§ **What to work on**
Give again only what runs from the line with "What's the underlying" to the final line of the entries below, exactly as written and without pictures.

§ **Given records**
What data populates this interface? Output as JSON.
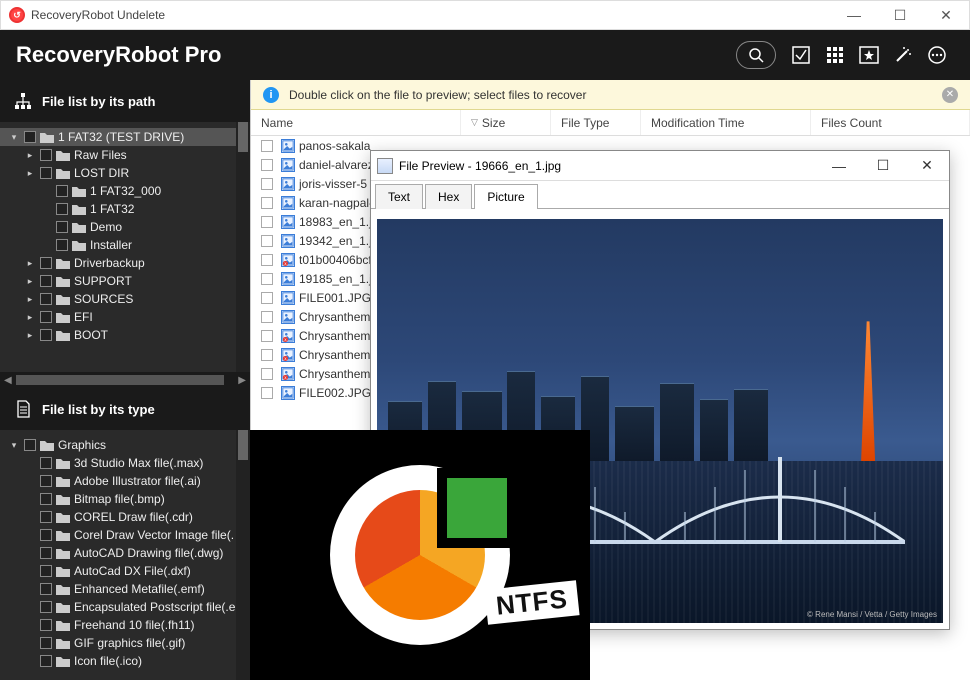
{
  "window": {
    "title": "RecoveryRobot Undelete"
  },
  "brand": "RecoveryRobot Pro",
  "info_bar": {
    "text": "Double click on the file to preview; select files to recover"
  },
  "columns": {
    "name": "Name",
    "size": "Size",
    "file_type": "File Type",
    "mod_time": "Modification Time",
    "files_count": "Files Count"
  },
  "sidebar": {
    "path_header": "File list by its path",
    "type_header": "File list by its type",
    "path_tree": [
      {
        "depth": 0,
        "caret": "▾",
        "label": "1 FAT32 (TEST DRIVE)",
        "selected": true
      },
      {
        "depth": 1,
        "caret": "▸",
        "label": "Raw Files"
      },
      {
        "depth": 1,
        "caret": "▸",
        "label": "LOST DIR"
      },
      {
        "depth": 2,
        "caret": "",
        "label": "1 FAT32_000"
      },
      {
        "depth": 2,
        "caret": "",
        "label": "1 FAT32"
      },
      {
        "depth": 2,
        "caret": "",
        "label": "Demo"
      },
      {
        "depth": 2,
        "caret": "",
        "label": "Installer"
      },
      {
        "depth": 1,
        "caret": "▸",
        "label": "Driverbackup"
      },
      {
        "depth": 1,
        "caret": "▸",
        "label": "SUPPORT"
      },
      {
        "depth": 1,
        "caret": "▸",
        "label": "SOURCES"
      },
      {
        "depth": 1,
        "caret": "▸",
        "label": "EFI"
      },
      {
        "depth": 1,
        "caret": "▸",
        "label": "BOOT"
      }
    ],
    "type_tree": [
      {
        "depth": 0,
        "caret": "▾",
        "label": "Graphics"
      },
      {
        "depth": 1,
        "caret": "",
        "label": "3d Studio Max file(.max)"
      },
      {
        "depth": 1,
        "caret": "",
        "label": "Adobe Illustrator file(.ai)"
      },
      {
        "depth": 1,
        "caret": "",
        "label": "Bitmap file(.bmp)"
      },
      {
        "depth": 1,
        "caret": "",
        "label": "COREL Draw file(.cdr)"
      },
      {
        "depth": 1,
        "caret": "",
        "label": "Corel Draw Vector Image file(."
      },
      {
        "depth": 1,
        "caret": "",
        "label": "AutoCAD Drawing file(.dwg)"
      },
      {
        "depth": 1,
        "caret": "",
        "label": "AutoCad DX File(.dxf)"
      },
      {
        "depth": 1,
        "caret": "",
        "label": "Enhanced Metafile(.emf)"
      },
      {
        "depth": 1,
        "caret": "",
        "label": "Encapsulated Postscript file(.e"
      },
      {
        "depth": 1,
        "caret": "",
        "label": "Freehand 10 file(.fh11)"
      },
      {
        "depth": 1,
        "caret": "",
        "label": "GIF graphics file(.gif)"
      },
      {
        "depth": 1,
        "caret": "",
        "label": "Icon file(.ico)"
      }
    ]
  },
  "files": [
    {
      "name": "panos-sakala",
      "bad": false
    },
    {
      "name": "daniel-alvarez",
      "bad": false
    },
    {
      "name": "joris-visser-5",
      "bad": false
    },
    {
      "name": "karan-nagpal-",
      "bad": false
    },
    {
      "name": "18983_en_1.jp",
      "bad": false
    },
    {
      "name": "19342_en_1.jp",
      "bad": false
    },
    {
      "name": "t01b00406bcf",
      "bad": true
    },
    {
      "name": "19185_en_1.jp",
      "bad": false
    },
    {
      "name": "FILE001.JPG",
      "bad": false
    },
    {
      "name": "Chrysanthemu",
      "bad": false
    },
    {
      "name": "Chrysanthemu",
      "bad": true
    },
    {
      "name": "Chrysanthemu",
      "bad": true
    },
    {
      "name": "Chrysanthemu",
      "bad": true
    },
    {
      "name": "FILE002.JPG",
      "bad": false
    }
  ],
  "preview": {
    "title": "File Preview - 19666_en_1.jpg",
    "tabs": {
      "text": "Text",
      "hex": "Hex",
      "picture": "Picture"
    },
    "credit": "© Rene Mansi / Vetta / Getty Images"
  },
  "promo": {
    "label": "NTFS"
  }
}
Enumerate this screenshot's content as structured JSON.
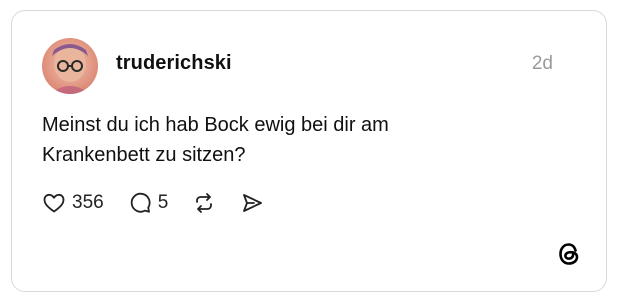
{
  "post": {
    "username": "truderichski",
    "timestamp": "2d",
    "text": "Meinst du ich hab Bock ewig bei dir am Krankenbett zu sitzen?",
    "likes": "356",
    "replies": "5"
  },
  "icons": {
    "like": "heart-icon",
    "reply": "comment-icon",
    "repost": "repost-icon",
    "share": "send-icon",
    "brand": "threads-logo-icon"
  }
}
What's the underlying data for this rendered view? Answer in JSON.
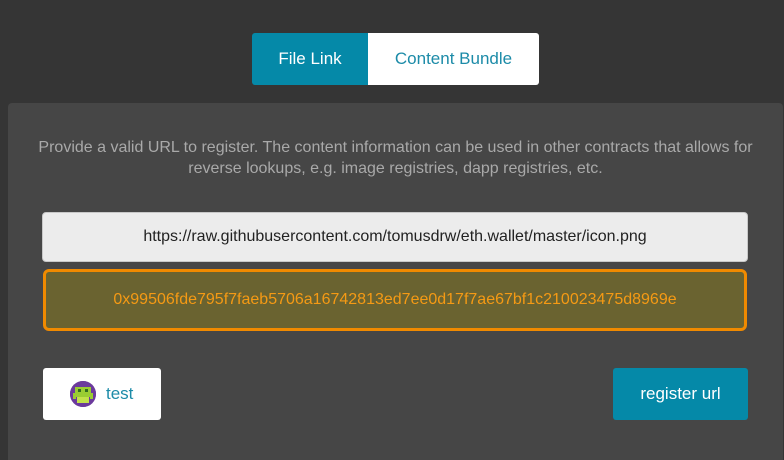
{
  "tabs": {
    "file_link": "File Link",
    "content_bundle": "Content Bundle"
  },
  "panel": {
    "description": "Provide a valid URL to register. The content information can be used in other contracts that allows for reverse lookups, e.g. image registries, dapp registries, etc.",
    "url_value": "https://raw.githubusercontent.com/tomusdrw/eth.wallet/master/icon.png",
    "hash_value": "0x99506fde795f7faeb5706a16742813ed7ee0d17f7ae67bf1c210023475d8969e"
  },
  "account": {
    "name": "test",
    "avatar_icon": "identicon-avatar-icon"
  },
  "actions": {
    "register_label": "register url"
  },
  "colors": {
    "background": "#353535",
    "panel": "#464646",
    "accent": "#0589a8",
    "hash_border": "#f08a00",
    "hash_background": "#6a6330",
    "hash_text": "#f59a14"
  }
}
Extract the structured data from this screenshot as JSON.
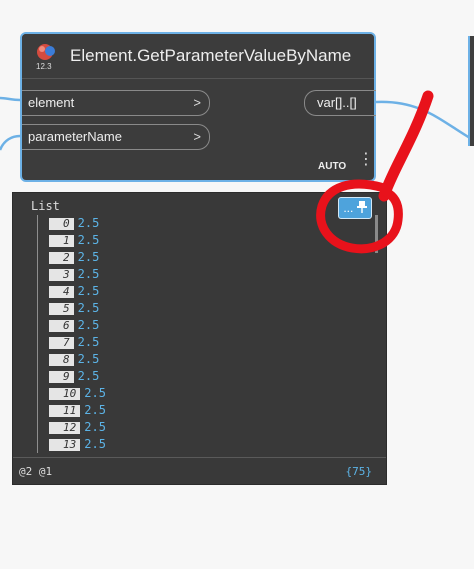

§ **The response**
What's the underlying data for this rendered view? Answer in JSON.
{
  "tabs": {
    "file_link": "File Link",
    "content_bundle": "Content Bundle"
  },
  "panel": {
    "description": "Provide a valid URL to register. The content information can be used in other contracts that allows for reverse lookups, e.g. image registries, dapp registries, etc.",
    "url_value": "https://raw.githubusercontent.com/tomusdrw/eth.wallet/master/icon.png",
    "hash_value": "0x99506fde795f7faeb5706a16742813ed7ee0d17f7ae67bf1c210023475d8969e"
  },
  "account": {
    "name": "test",
    "avatar_icon": "identicon-avatar-icon"
  },
  "actions": {
    "register_label": "register url"
  },
  "colors": {
    "background": "#353535",
    "panel": "#464646",
    "accent": "#0589a8",
    "hash_border": "#f08a00",
    "hash_background": "#6a6330",
    "hash_text": "#f59a14"
  }
}
Extract the structured data from this screenshot as JSON.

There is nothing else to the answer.